▶ [TASK TO CARRY OUT]: Could you give the data below again, exactly and completely?
————
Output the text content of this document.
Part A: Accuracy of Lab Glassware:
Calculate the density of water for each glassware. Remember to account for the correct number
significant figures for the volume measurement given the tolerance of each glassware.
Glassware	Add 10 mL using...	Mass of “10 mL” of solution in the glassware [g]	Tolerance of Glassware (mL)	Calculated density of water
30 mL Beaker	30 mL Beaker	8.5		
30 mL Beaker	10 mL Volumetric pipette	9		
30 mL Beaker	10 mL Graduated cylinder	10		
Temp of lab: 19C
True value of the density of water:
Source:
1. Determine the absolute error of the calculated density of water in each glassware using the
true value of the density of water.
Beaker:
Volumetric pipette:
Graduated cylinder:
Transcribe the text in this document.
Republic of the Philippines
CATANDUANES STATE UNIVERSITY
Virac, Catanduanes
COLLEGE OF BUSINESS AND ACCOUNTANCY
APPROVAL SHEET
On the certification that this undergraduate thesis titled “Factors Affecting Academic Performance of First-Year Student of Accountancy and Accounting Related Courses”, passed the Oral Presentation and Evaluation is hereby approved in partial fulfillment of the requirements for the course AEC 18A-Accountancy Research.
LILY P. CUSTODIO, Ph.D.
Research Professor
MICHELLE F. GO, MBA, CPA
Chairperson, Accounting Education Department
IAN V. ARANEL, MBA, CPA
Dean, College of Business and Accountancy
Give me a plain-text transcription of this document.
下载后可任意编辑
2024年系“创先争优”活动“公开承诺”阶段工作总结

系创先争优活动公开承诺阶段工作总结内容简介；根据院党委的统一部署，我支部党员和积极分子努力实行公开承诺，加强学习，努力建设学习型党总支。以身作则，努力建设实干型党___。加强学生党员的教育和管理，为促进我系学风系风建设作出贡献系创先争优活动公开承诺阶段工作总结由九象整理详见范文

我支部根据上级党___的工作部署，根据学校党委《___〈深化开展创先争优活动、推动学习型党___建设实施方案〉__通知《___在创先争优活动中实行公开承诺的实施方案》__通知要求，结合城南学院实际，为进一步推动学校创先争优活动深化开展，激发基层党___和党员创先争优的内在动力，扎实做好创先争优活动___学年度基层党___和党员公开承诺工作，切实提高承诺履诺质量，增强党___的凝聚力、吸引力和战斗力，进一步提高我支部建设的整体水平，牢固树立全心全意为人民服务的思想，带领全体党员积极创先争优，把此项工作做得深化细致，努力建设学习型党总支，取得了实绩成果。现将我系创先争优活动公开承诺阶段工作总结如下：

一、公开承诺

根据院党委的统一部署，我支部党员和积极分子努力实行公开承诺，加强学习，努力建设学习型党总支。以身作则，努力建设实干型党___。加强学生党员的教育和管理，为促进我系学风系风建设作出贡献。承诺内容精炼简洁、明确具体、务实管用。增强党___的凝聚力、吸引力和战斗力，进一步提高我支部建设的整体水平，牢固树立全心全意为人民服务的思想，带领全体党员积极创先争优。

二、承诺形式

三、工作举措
————
▶ [RESPONSE TO THIS TASK]:
Output the text content of this document.
Part A: Accuracy of Lab Glassware:
Calculate the density of water for each glassware. Remember to account for the correct number
significant figures for the volume measurement given the tolerance of each glassware.
Glassware	Add 10 mL using...	Mass of “10 mL” of solution in the glassware [g]	Tolerance of Glassware (mL)	Calculated density of water
30 mL Beaker	30 mL Beaker	8.5		
30 mL Beaker	10 mL Volumetric pipette	9		
30 mL Beaker	10 mL Graduated cylinder	10		
Temp of lab: 19C
True value of the density of water:
Source:
1. Determine the absolute error of the calculated density of water in each glassware using the
true value of the density of water.
Beaker:
Volumetric pipette:
Graduated cylinder:
Transcribe the text in this document.
Republic of the Philippines
CATANDUANES STATE UNIVERSITY
Virac, Catanduanes
COLLEGE OF BUSINESS AND ACCOUNTANCY
APPROVAL SHEET
On the certification that this undergraduate thesis titled “Factors Affecting Academic Performance of First-Year Student of Accountancy and Accounting Related Courses”, passed the Oral Presentation and Evaluation is hereby approved in partial fulfillment of the requirements for the course AEC 18A-Accountancy Research.
LILY P. CUSTODIO, Ph.D.
Research Professor
MICHELLE F. GO, MBA, CPA
Chairperson, Accounting Education Department
IAN V. ARANEL, MBA, CPA
Dean, College of Business and Accountancy
Give me a plain-text transcription of this document.
下载后可任意编辑
2024年系“创先争优”活动“公开承诺”阶段工作总结

系创先争优活动公开承诺阶段工作总结内容简介；根据院党委的统一部署，我支部党员和积极分子努力实行公开承诺，加强学习，努力建设学习型党总支。以身作则，努力建设实干型党___。加强学生党员的教育和管理，为促进我系学风系风建设作出贡献系创先争优活动公开承诺阶段工作总结由九象整理详见范文

我支部根据上级党___的工作部署，根据学校党委《___〈深化开展创先争优活动、推动学习型党___建设实施方案〉__通知《___在创先争优活动中实行公开承诺的实施方案》__通知要求，结合城南学院实际，为进一步推动学校创先争优活动深化开展，激发基层党___和党员创先争优的内在动力，扎实做好创先争优活动___学年度基层党___和党员公开承诺工作，切实提高承诺履诺质量，增强党___的凝聚力、吸引力和战斗力，进一步提高我支部建设的整体水平，牢固树立全心全意为人民服务的思想，带领全体党员积极创先争优，把此项工作做得深化细致，努力建设学习型党总支，取得了实绩成果。现将我系创先争优活动公开承诺阶段工作总结如下：

一、公开承诺

根据院党委的统一部署，我支部党员和积极分子努力实行公开承诺，加强学习，努力建设学习型党总支。以身作则，努力建设实干型党___。加强学生党员的教育和管理，为促进我系学风系风建设作出贡献。承诺内容精炼简洁、明确具体、务实管用。增强党___的凝聚力、吸引力和战斗力，进一步提高我支部建设的整体水平，牢固树立全心全意为人民服务的思想，带领全体党员积极创先争优。

二、承诺形式

三、工作举措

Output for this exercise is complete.